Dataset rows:
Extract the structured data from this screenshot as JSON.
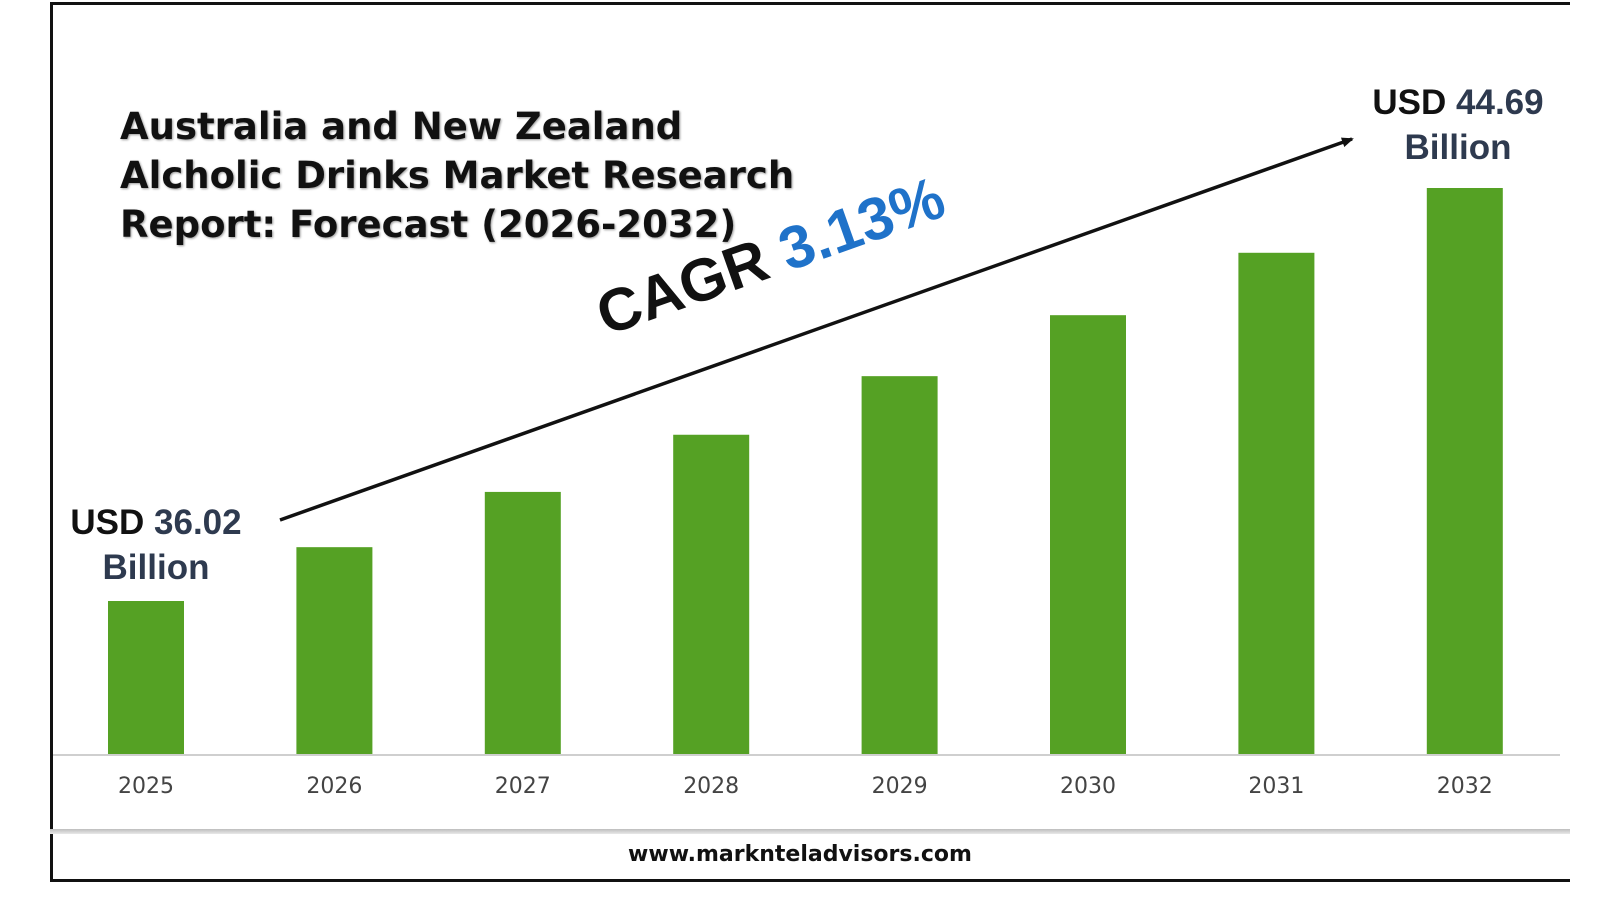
{
  "title": "Australia and New Zealand Alcholic Drinks Market Research Report: Forecast (2026-2032)",
  "chart_data": {
    "type": "bar",
    "categories": [
      "2025",
      "2026",
      "2027",
      "2028",
      "2029",
      "2030",
      "2031",
      "2032"
    ],
    "values": [
      36.02,
      37.15,
      38.31,
      39.51,
      40.74,
      42.02,
      43.33,
      44.69
    ],
    "unit": "USD Billion",
    "bar_color": "#55a124",
    "grid": false,
    "legend": "none"
  },
  "callouts": {
    "start": {
      "prefix": "USD",
      "value": "36.02",
      "unit": "Billion"
    },
    "end": {
      "prefix": "USD",
      "value": "44.69",
      "unit": "Billion"
    }
  },
  "cagr": {
    "label": "CAGR",
    "value": "3.13%"
  },
  "footer": {
    "website": "www.marknteladvisors.com"
  },
  "colors": {
    "bar": "#55a124",
    "cagr_value": "#1f72c9",
    "callout_value": "#2e3a4f"
  }
}
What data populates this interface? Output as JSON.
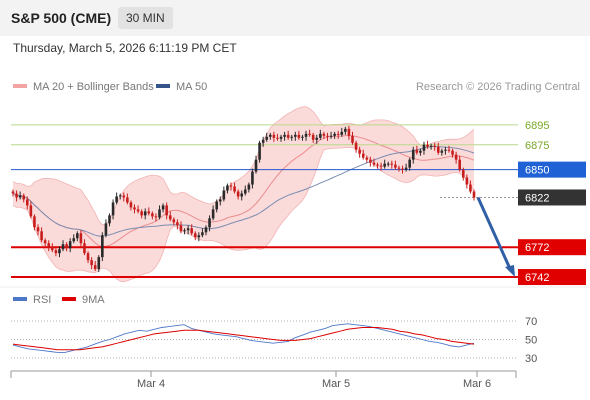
{
  "header": {
    "symbol": "S&P 500 (CME)",
    "timeframe": "30 MIN"
  },
  "timestamp": "Thursday, March 5, 2026 6:11:19 PM CET",
  "legend": {
    "bollinger": "MA 20 + Bollinger Bands",
    "ma50": "MA 50",
    "credit": "Research © 2026 Trading Central"
  },
  "rsi_legend": {
    "rsi": "RSI",
    "ma": "9MA"
  },
  "colors": {
    "bollinger": "#f4a3a3",
    "ma50": "#35558a",
    "support": "#dd0000",
    "pivot": "#2255cc",
    "resistance": "#7aa82a",
    "last": "#333333",
    "up": "#2a2a2a",
    "down": "#c81d1d",
    "arrow": "#2f5fa5"
  },
  "chart_data": [
    {
      "type": "candlestick",
      "y_range": [
        6735,
        6920
      ],
      "x_ticks": [
        "Mar 4",
        "Mar 5",
        "Mar 6"
      ],
      "level_lines": [
        {
          "label": "6895",
          "kind": "resistance"
        },
        {
          "label": "6875",
          "kind": "resistance"
        },
        {
          "label": "6850",
          "kind": "pivot"
        },
        {
          "label": "6822",
          "kind": "last"
        },
        {
          "label": "6772",
          "kind": "support"
        },
        {
          "label": "6742",
          "kind": "support"
        }
      ],
      "close": [
        6826,
        6822,
        6824,
        6820,
        6814,
        6803,
        6792,
        6788,
        6779,
        6776,
        6772,
        6769,
        6766,
        6770,
        6775,
        6771,
        6778,
        6781,
        6786,
        6776,
        6766,
        6759,
        6754,
        6750,
        6762,
        6784,
        6796,
        6804,
        6817,
        6823,
        6824,
        6822,
        6817,
        6812,
        6810,
        6808,
        6804,
        6808,
        6806,
        6803,
        6802,
        6810,
        6814,
        6804,
        6800,
        6797,
        6794,
        6788,
        6789,
        6791,
        6786,
        6782,
        6784,
        6787,
        6792,
        6801,
        6810,
        6818,
        6820,
        6829,
        6834,
        6833,
        6828,
        6823,
        6826,
        6830,
        6835,
        6848,
        6860,
        6877,
        6880,
        6883,
        6885,
        6882,
        6881,
        6883,
        6885,
        6882,
        6883,
        6885,
        6882,
        6883,
        6886,
        6885,
        6880,
        6882,
        6886,
        6884,
        6883,
        6884,
        6886,
        6885,
        6888,
        6891,
        6884,
        6877,
        6870,
        6866,
        6862,
        6860,
        6857,
        6855,
        6854,
        6853,
        6856,
        6856,
        6855,
        6852,
        6851,
        6850,
        6852,
        6860,
        6870,
        6867,
        6869,
        6875,
        6873,
        6874,
        6873,
        6867,
        6869,
        6870,
        6869,
        6865,
        6860,
        6850,
        6842,
        6835,
        6828,
        6822
      ]
    },
    {
      "type": "line",
      "title": "RSI",
      "y_ticks": [
        70,
        50,
        30
      ],
      "series": [
        {
          "name": "RSI",
          "values": [
            44,
            42,
            40,
            39,
            38,
            37,
            36,
            36,
            38,
            40,
            42,
            45,
            48,
            50,
            53,
            56,
            58,
            60,
            59,
            61,
            63,
            64,
            65,
            66,
            62,
            60,
            58,
            56,
            55,
            54,
            53,
            51,
            49,
            48,
            47,
            46,
            47,
            48,
            52,
            55,
            58,
            60,
            62,
            65,
            66,
            67,
            66,
            65,
            64,
            62,
            60,
            58,
            56,
            54,
            52,
            50,
            48,
            47,
            45,
            43,
            42,
            44,
            46
          ]
        },
        {
          "name": "9MA",
          "values": [
            45,
            44,
            43,
            42,
            41,
            40,
            39,
            39,
            39,
            39,
            40,
            41,
            42,
            44,
            46,
            48,
            50,
            52,
            54,
            56,
            57,
            58,
            59,
            60,
            60,
            60,
            59,
            58,
            57,
            56,
            55,
            54,
            53,
            52,
            51,
            50,
            49,
            49,
            49,
            50,
            51,
            53,
            55,
            57,
            59,
            61,
            62,
            63,
            63,
            63,
            62,
            61,
            59,
            58,
            56,
            55,
            53,
            51,
            50,
            48,
            47,
            46,
            45
          ]
        }
      ]
    }
  ]
}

**Written instruction**
Ignore the images and quote every line of the listing exactly.

**Exercise solution**
Extract the structured data from this screenshot as JSON.
{
  "title": "Australia and New Zealand Alcholic Drinks Market Research Report: Forecast (2026-2032)",
  "chart_data": {
    "type": "bar",
    "categories": [
      "2025",
      "2026",
      "2027",
      "2028",
      "2029",
      "2030",
      "2031",
      "2032"
    ],
    "values": [
      36.02,
      37.15,
      38.31,
      39.51,
      40.74,
      42.02,
      43.33,
      44.69
    ],
    "unit": "USD Billion",
    "bar_color": "#55a124",
    "grid": false,
    "legend": "none"
  },
  "callouts": {
    "start": {
      "prefix": "USD",
      "value": "36.02",
      "unit": "Billion"
    },
    "end": {
      "prefix": "USD",
      "value": "44.69",
      "unit": "Billion"
    }
  },
  "cagr": {
    "label": "CAGR",
    "value": "3.13%"
  },
  "footer": {
    "website": "www.marknteladvisors.com"
  },
  "colors": {
    "bar": "#55a124",
    "cagr_value": "#1f72c9",
    "callout_value": "#2e3a4f"
  }
}
What data populates this interface? Output as JSON.
{
  "header": {
    "symbol": "S&P 500 (CME)",
    "timeframe": "30 MIN"
  },
  "timestamp": "Thursday, March 5, 2026 6:11:19 PM CET",
  "legend": {
    "bollinger": "MA 20 + Bollinger Bands",
    "ma50": "MA 50",
    "credit": "Research © 2026 Trading Central"
  },
  "rsi_legend": {
    "rsi": "RSI",
    "ma": "9MA"
  },
  "colors": {
    "bollinger": "#f4a3a3",
    "ma50": "#35558a",
    "support": "#dd0000",
    "pivot": "#2255cc",
    "resistance": "#7aa82a",
    "last": "#333333",
    "up": "#2a2a2a",
    "down": "#c81d1d",
    "arrow": "#2f5fa5"
  },
  "chart_data": [
    {
      "type": "candlestick",
      "y_range": [
        6735,
        6920
      ],
      "x_ticks": [
        "Mar 4",
        "Mar 5",
        "Mar 6"
      ],
      "level_lines": [
        {
          "label": "6895",
          "kind": "resistance"
        },
        {
          "label": "6875",
          "kind": "resistance"
        },
        {
          "label": "6850",
          "kind": "pivot"
        },
        {
          "label": "6822",
          "kind": "last"
        },
        {
          "label": "6772",
          "kind": "support"
        },
        {
          "label": "6742",
          "kind": "support"
        }
      ],
      "close": [
        6826,
        6822,
        6824,
        6820,
        6814,
        6803,
        6792,
        6788,
        6779,
        6776,
        6772,
        6769,
        6766,
        6770,
        6775,
        6771,
        6778,
        6781,
        6786,
        6776,
        6766,
        6759,
        6754,
        6750,
        6762,
        6784,
        6796,
        6804,
        6817,
        6823,
        6824,
        6822,
        6817,
        6812,
        6810,
        6808,
        6804,
        6808,
        6806,
        6803,
        6802,
        6810,
        6814,
        6804,
        6800,
        6797,
        6794,
        6788,
        6789,
        6791,
        6786,
        6782,
        6784,
        6787,
        6792,
        6801,
        6810,
        6818,
        6820,
        6829,
        6834,
        6833,
        6828,
        6823,
        6826,
        6830,
        6835,
        6848,
        6860,
        6877,
        6880,
        6883,
        6885,
        6882,
        6881,
        6883,
        6885,
        6882,
        6883,
        6885,
        6882,
        6883,
        6886,
        6885,
        6880,
        6882,
        6886,
        6884,
        6883,
        6884,
        6886,
        6885,
        6888,
        6891,
        6884,
        6877,
        6870,
        6866,
        6862,
        6860,
        6857,
        6855,
        6854,
        6853,
        6856,
        6856,
        6855,
        6852,
        6851,
        6850,
        6852,
        6860,
        6870,
        6867,
        6869,
        6875,
        6873,
        6874,
        6873,
        6867,
        6869,
        6870,
        6869,
        6865,
        6860,
        6850,
        6842,
        6835,
        6828,
        6822
      ]
    },
    {
      "type": "line",
      "title": "RSI",
      "y_ticks": [
        70,
        50,
        30
      ],
      "series": [
        {
          "name": "RSI",
          "values": [
            44,
            42,
            40,
            39,
            38,
            37,
            36,
            36,
            38,
            40,
            42,
            45,
            48,
            50,
            53,
            56,
            58,
            60,
            59,
            61,
            63,
            64,
            65,
            66,
            62,
            60,
            58,
            56,
            55,
            54,
            53,
            51,
            49,
            48,
            47,
            46,
            47,
            48,
            52,
            55,
            58,
            60,
            62,
            65,
            66,
            67,
            66,
            65,
            64,
            62,
            60,
            58,
            56,
            54,
            52,
            50,
            48,
            47,
            45,
            43,
            42,
            44,
            46
          ]
        },
        {
          "name": "9MA",
          "values": [
            45,
            44,
            43,
            42,
            41,
            40,
            39,
            39,
            39,
            39,
            40,
            41,
            42,
            44,
            46,
            48,
            50,
            52,
            54,
            56,
            57,
            58,
            59,
            60,
            60,
            60,
            59,
            58,
            57,
            56,
            55,
            54,
            53,
            52,
            51,
            50,
            49,
            49,
            49,
            50,
            51,
            53,
            55,
            57,
            59,
            61,
            62,
            63,
            63,
            63,
            62,
            61,
            59,
            58,
            56,
            55,
            53,
            51,
            50,
            48,
            47,
            46,
            45
          ]
        }
      ]
    }
  ]
}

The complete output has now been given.